#### BRIEF:
Transcribe the records that follow exactly. Skip the pictures.

#### DATA TO PROCESS:

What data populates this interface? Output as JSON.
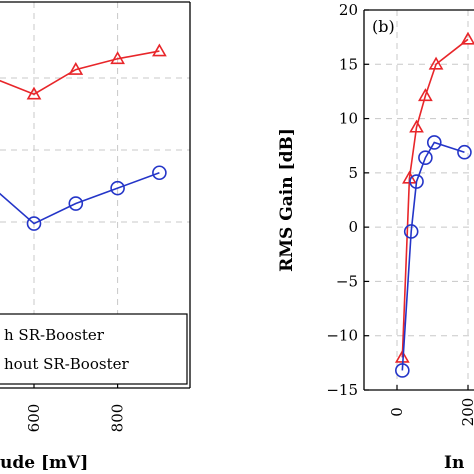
{
  "chart_data": [
    {
      "type": "line",
      "panel_label": "",
      "xlabel": "ude [mV]",
      "ylabel": "",
      "x_ticks": [
        "600",
        "800"
      ],
      "series": [
        {
          "name": "h SR-Booster",
          "color": "#e8262a",
          "marker": "triangle",
          "x": [
            600,
            700,
            800,
            900
          ],
          "y": [
            17.0,
            18.6,
            19.3,
            19.8
          ]
        },
        {
          "name": "hout SR-Booster",
          "color": "#2435c8",
          "marker": "circle",
          "x": [
            600,
            700,
            800,
            900
          ],
          "y": [
            8.6,
            9.9,
            10.9,
            11.9
          ]
        }
      ],
      "legend_position": "bottom-left"
    },
    {
      "type": "line",
      "panel_label": "(b)",
      "xlabel": "In",
      "ylabel": "RMS Gain [dB]",
      "ylim": [
        -15,
        20
      ],
      "y_ticks": [
        "−15",
        "−10",
        "−5",
        "0",
        "5",
        "10",
        "15",
        "20"
      ],
      "x_ticks": [
        "0",
        "200"
      ],
      "series": [
        {
          "name": "",
          "color": "#e8262a",
          "marker": "triangle",
          "x": [
            15,
            35,
            55,
            80,
            110,
            200
          ],
          "y": [
            -12,
            4.5,
            9.2,
            12.1,
            15,
            17.3
          ]
        },
        {
          "name": "",
          "color": "#2435c8",
          "marker": "circle",
          "x": [
            15,
            40,
            55,
            80,
            105,
            190
          ],
          "y": [
            -13.2,
            -0.4,
            4.2,
            6.4,
            7.8,
            6.9
          ]
        }
      ],
      "grid": true
    }
  ]
}
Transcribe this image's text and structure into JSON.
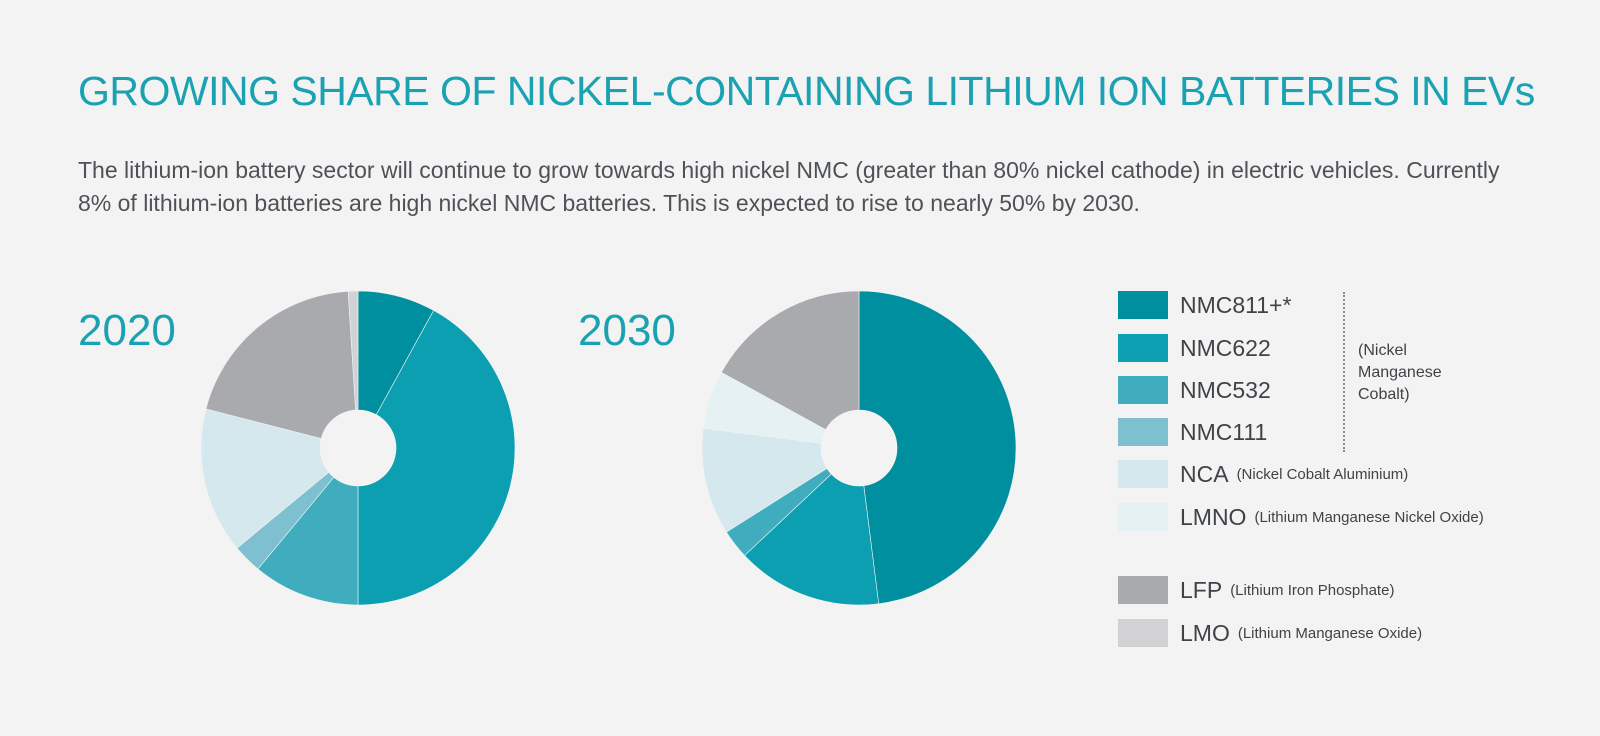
{
  "title": "GROWING SHARE OF NICKEL-CONTAINING LITHIUM ION BATTERIES IN EVs",
  "subtitle": "The lithium-ion battery sector will continue to grow towards high nickel NMC (greater than 80% nickel cathode) in electric vehicles. Currently 8% of lithium-ion batteries are high nickel NMC batteries. This is expected to rise to nearly 50% by 2030.",
  "legend": {
    "items": [
      {
        "label": "NMC811+*",
        "sub": "",
        "color": "#008f9f"
      },
      {
        "label": "NMC622",
        "sub": "",
        "color": "#0b9fb1"
      },
      {
        "label": "NMC532",
        "sub": "",
        "color": "#40adbe"
      },
      {
        "label": "NMC111",
        "sub": "",
        "color": "#7ec0d0"
      },
      {
        "label": "NCA",
        "sub": "(Nickel Cobalt Aluminium)",
        "color": "#d4e8ee"
      },
      {
        "label": "LMNO",
        "sub": "(Lithium Manganese Nickel Oxide)",
        "color": "#e6f1f4"
      },
      {
        "label": "LFP",
        "sub": "(Lithium Iron Phosphate)",
        "color": "#a9aaae"
      },
      {
        "label": "LMO",
        "sub": "(Lithium Manganese Oxide)",
        "color": "#d2d1d4"
      }
    ],
    "nmc_note": "(Nickel Manganese Cobalt)"
  },
  "chart_data": [
    {
      "type": "pie",
      "title": "2020",
      "categories": [
        "NMC811+*",
        "NMC622",
        "NMC532",
        "NMC111",
        "NCA",
        "LMNO",
        "LFP",
        "LMO"
      ],
      "values": [
        8,
        42,
        11,
        3,
        15,
        0,
        20,
        1
      ]
    },
    {
      "type": "pie",
      "title": "2030",
      "categories": [
        "NMC811+*",
        "NMC622",
        "NMC532",
        "NMC111",
        "NCA",
        "LMNO",
        "LFP",
        "LMO"
      ],
      "values": [
        48,
        15,
        3,
        0,
        11,
        6,
        17,
        0
      ]
    }
  ]
}
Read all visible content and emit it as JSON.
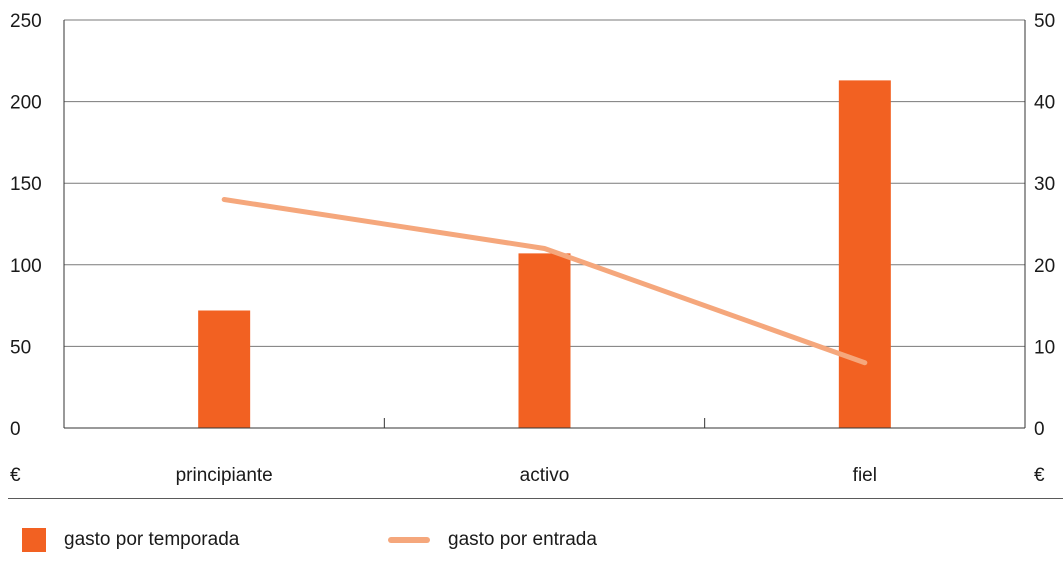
{
  "chart_data": {
    "type": "bar",
    "categories": [
      "principiante",
      "activo",
      "fiel"
    ],
    "series": [
      {
        "name": "gasto por temporada",
        "kind": "bar",
        "axis": "left",
        "color": "#f26122",
        "values": [
          72,
          107,
          213
        ]
      },
      {
        "name": "gasto por entrada",
        "kind": "line",
        "axis": "right",
        "color": "#f5a77c",
        "values": [
          28,
          22,
          8
        ]
      }
    ],
    "y_left": {
      "ylim": [
        0,
        250
      ],
      "ticks": [
        0,
        50,
        100,
        150,
        200,
        250
      ],
      "unit": "€"
    },
    "y_right": {
      "ylim": [
        0,
        50
      ],
      "ticks": [
        0,
        10,
        20,
        30,
        40,
        50
      ],
      "unit": "€"
    },
    "grid": true,
    "legend_position": "bottom"
  }
}
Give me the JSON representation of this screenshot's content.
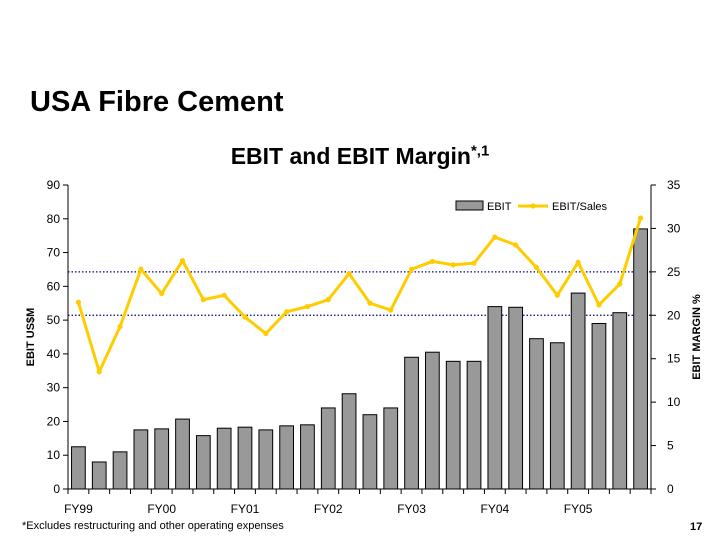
{
  "slide_title": "USA Fibre Cement",
  "footnote": "*Excludes restructuring and other operating expenses",
  "page_number": "17",
  "colors": {
    "bar_fill": "#999999",
    "line": "#FFCC00",
    "dotted_ref": "#000080"
  },
  "chart_data": {
    "type": "bar",
    "title": "EBIT and EBIT Margin",
    "title_superscript": "*,1",
    "ylabel": "EBIT US$M",
    "y2label": "EBIT MARGIN %",
    "ylim": [
      0,
      90
    ],
    "y2lim": [
      0,
      35
    ],
    "yticks": [
      "0",
      "10",
      "20",
      "30",
      "40",
      "50",
      "60",
      "70",
      "80",
      "90"
    ],
    "y2ticks": [
      "0",
      "5",
      "10",
      "15",
      "20",
      "25",
      "30",
      "35"
    ],
    "category_labels": [
      {
        "index": 0,
        "label": "FY99"
      },
      {
        "index": 4,
        "label": "FY00"
      },
      {
        "index": 8,
        "label": "FY01"
      },
      {
        "index": 12,
        "label": "FY02"
      },
      {
        "index": 16,
        "label": "FY03"
      },
      {
        "index": 20,
        "label": "FY04"
      },
      {
        "index": 24,
        "label": "FY05"
      }
    ],
    "legend_position": "top-right",
    "series": [
      {
        "name": "EBIT",
        "type": "bar",
        "axis": "left",
        "values": [
          12.5,
          8,
          11,
          17.5,
          17.8,
          20.7,
          15.8,
          18,
          18.3,
          17.5,
          18.7,
          19,
          24,
          28.2,
          22,
          24,
          39,
          40.5,
          37.8,
          37.8,
          54,
          53.8,
          44.5,
          43.3,
          58,
          49,
          52.2,
          77
        ]
      },
      {
        "name": "EBIT/Sales",
        "type": "line",
        "axis": "right",
        "values": [
          21.5,
          13.5,
          18.7,
          25.3,
          22.5,
          26.3,
          21.8,
          22.3,
          19.8,
          17.9,
          20.4,
          21,
          21.8,
          24.8,
          21.4,
          20.6,
          25.3,
          26.2,
          25.8,
          26,
          29,
          28.1,
          25.5,
          22.3,
          26.1,
          21.2,
          23.6,
          31.2
        ]
      }
    ],
    "reference_lines": [
      {
        "axis": "right",
        "value": 25
      },
      {
        "axis": "right",
        "value": 20
      }
    ]
  }
}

#### RESULT OF THIS TASK:
What data populates this interface? Output as JSON.
{
  "chart_data": [
    {
      "type": "line",
      "panel_label": "",
      "xlabel": "ude [mV]",
      "ylabel": "",
      "x_ticks": [
        "600",
        "800"
      ],
      "series": [
        {
          "name": "h SR-Booster",
          "color": "#e8262a",
          "marker": "triangle",
          "x": [
            600,
            700,
            800,
            900
          ],
          "y": [
            17.0,
            18.6,
            19.3,
            19.8
          ]
        },
        {
          "name": "hout SR-Booster",
          "color": "#2435c8",
          "marker": "circle",
          "x": [
            600,
            700,
            800,
            900
          ],
          "y": [
            8.6,
            9.9,
            10.9,
            11.9
          ]
        }
      ],
      "legend_position": "bottom-left"
    },
    {
      "type": "line",
      "panel_label": "(b)",
      "xlabel": "In",
      "ylabel": "RMS Gain [dB]",
      "ylim": [
        -15,
        20
      ],
      "y_ticks": [
        "−15",
        "−10",
        "−5",
        "0",
        "5",
        "10",
        "15",
        "20"
      ],
      "x_ticks": [
        "0",
        "200"
      ],
      "series": [
        {
          "name": "",
          "color": "#e8262a",
          "marker": "triangle",
          "x": [
            15,
            35,
            55,
            80,
            110,
            200
          ],
          "y": [
            -12,
            4.5,
            9.2,
            12.1,
            15,
            17.3
          ]
        },
        {
          "name": "",
          "color": "#2435c8",
          "marker": "circle",
          "x": [
            15,
            40,
            55,
            80,
            105,
            190
          ],
          "y": [
            -13.2,
            -0.4,
            4.2,
            6.4,
            7.8,
            6.9
          ]
        }
      ],
      "grid": true
    }
  ]
}
Transcribe this image's text and structure into JSON.
{
  "title": "GROWING SHARE OF NICKEL-CONTAINING LITHIUM ION BATTERIES IN EVs",
  "subtitle": "The lithium-ion battery sector will continue to grow towards high nickel NMC (greater than 80% nickel cathode) in electric vehicles. Currently 8% of lithium-ion batteries are high nickel NMC batteries. This is expected to rise to nearly 50% by 2030.",
  "legend": {
    "items": [
      {
        "label": "NMC811+*",
        "sub": "",
        "color": "#008f9f"
      },
      {
        "label": "NMC622",
        "sub": "",
        "color": "#0b9fb1"
      },
      {
        "label": "NMC532",
        "sub": "",
        "color": "#40adbe"
      },
      {
        "label": "NMC111",
        "sub": "",
        "color": "#7ec0d0"
      },
      {
        "label": "NCA",
        "sub": "(Nickel Cobalt Aluminium)",
        "color": "#d4e8ee"
      },
      {
        "label": "LMNO",
        "sub": "(Lithium Manganese Nickel Oxide)",
        "color": "#e6f1f4"
      },
      {
        "label": "LFP",
        "sub": "(Lithium Iron Phosphate)",
        "color": "#a9aaae"
      },
      {
        "label": "LMO",
        "sub": "(Lithium Manganese Oxide)",
        "color": "#d2d1d4"
      }
    ],
    "nmc_note": "(Nickel Manganese Cobalt)"
  },
  "chart_data": [
    {
      "type": "pie",
      "title": "2020",
      "categories": [
        "NMC811+*",
        "NMC622",
        "NMC532",
        "NMC111",
        "NCA",
        "LMNO",
        "LFP",
        "LMO"
      ],
      "values": [
        8,
        42,
        11,
        3,
        15,
        0,
        20,
        1
      ]
    },
    {
      "type": "pie",
      "title": "2030",
      "categories": [
        "NMC811+*",
        "NMC622",
        "NMC532",
        "NMC111",
        "NCA",
        "LMNO",
        "LFP",
        "LMO"
      ],
      "values": [
        48,
        15,
        3,
        0,
        11,
        6,
        17,
        0
      ]
    }
  ]
}
Read all visible content and emit it as JSON.
{
  "chart_data": {
    "type": "bar",
    "categories": [
      "principiante",
      "activo",
      "fiel"
    ],
    "series": [
      {
        "name": "gasto por temporada",
        "kind": "bar",
        "axis": "left",
        "color": "#f26122",
        "values": [
          72,
          107,
          213
        ]
      },
      {
        "name": "gasto por entrada",
        "kind": "line",
        "axis": "right",
        "color": "#f5a77c",
        "values": [
          28,
          22,
          8
        ]
      }
    ],
    "y_left": {
      "ylim": [
        0,
        250
      ],
      "ticks": [
        0,
        50,
        100,
        150,
        200,
        250
      ],
      "unit": "€"
    },
    "y_right": {
      "ylim": [
        0,
        50
      ],
      "ticks": [
        0,
        10,
        20,
        30,
        40,
        50
      ],
      "unit": "€"
    },
    "grid": true,
    "legend_position": "bottom"
  }
}
Give me the JSON representation of this screenshot's content.
{
  "slide_title": "USA Fibre Cement",
  "footnote": "*Excludes restructuring and other operating expenses",
  "page_number": "17",
  "colors": {
    "bar_fill": "#999999",
    "line": "#FFCC00",
    "dotted_ref": "#000080"
  },
  "chart_data": {
    "type": "bar",
    "title": "EBIT and EBIT Margin",
    "title_superscript": "*,1",
    "ylabel": "EBIT US$M",
    "y2label": "EBIT MARGIN %",
    "ylim": [
      0,
      90
    ],
    "y2lim": [
      0,
      35
    ],
    "yticks": [
      "0",
      "10",
      "20",
      "30",
      "40",
      "50",
      "60",
      "70",
      "80",
      "90"
    ],
    "y2ticks": [
      "0",
      "5",
      "10",
      "15",
      "20",
      "25",
      "30",
      "35"
    ],
    "category_labels": [
      {
        "index": 0,
        "label": "FY99"
      },
      {
        "index": 4,
        "label": "FY00"
      },
      {
        "index": 8,
        "label": "FY01"
      },
      {
        "index": 12,
        "label": "FY02"
      },
      {
        "index": 16,
        "label": "FY03"
      },
      {
        "index": 20,
        "label": "FY04"
      },
      {
        "index": 24,
        "label": "FY05"
      }
    ],
    "legend_position": "top-right",
    "series": [
      {
        "name": "EBIT",
        "type": "bar",
        "axis": "left",
        "values": [
          12.5,
          8,
          11,
          17.5,
          17.8,
          20.7,
          15.8,
          18,
          18.3,
          17.5,
          18.7,
          19,
          24,
          28.2,
          22,
          24,
          39,
          40.5,
          37.8,
          37.8,
          54,
          53.8,
          44.5,
          43.3,
          58,
          49,
          52.2,
          77
        ]
      },
      {
        "name": "EBIT/Sales",
        "type": "line",
        "axis": "right",
        "values": [
          21.5,
          13.5,
          18.7,
          25.3,
          22.5,
          26.3,
          21.8,
          22.3,
          19.8,
          17.9,
          20.4,
          21,
          21.8,
          24.8,
          21.4,
          20.6,
          25.3,
          26.2,
          25.8,
          26,
          29,
          28.1,
          25.5,
          22.3,
          26.1,
          21.2,
          23.6,
          31.2
        ]
      }
    ],
    "reference_lines": [
      {
        "axis": "right",
        "value": 25
      },
      {
        "axis": "right",
        "value": 20
      }
    ]
  }
}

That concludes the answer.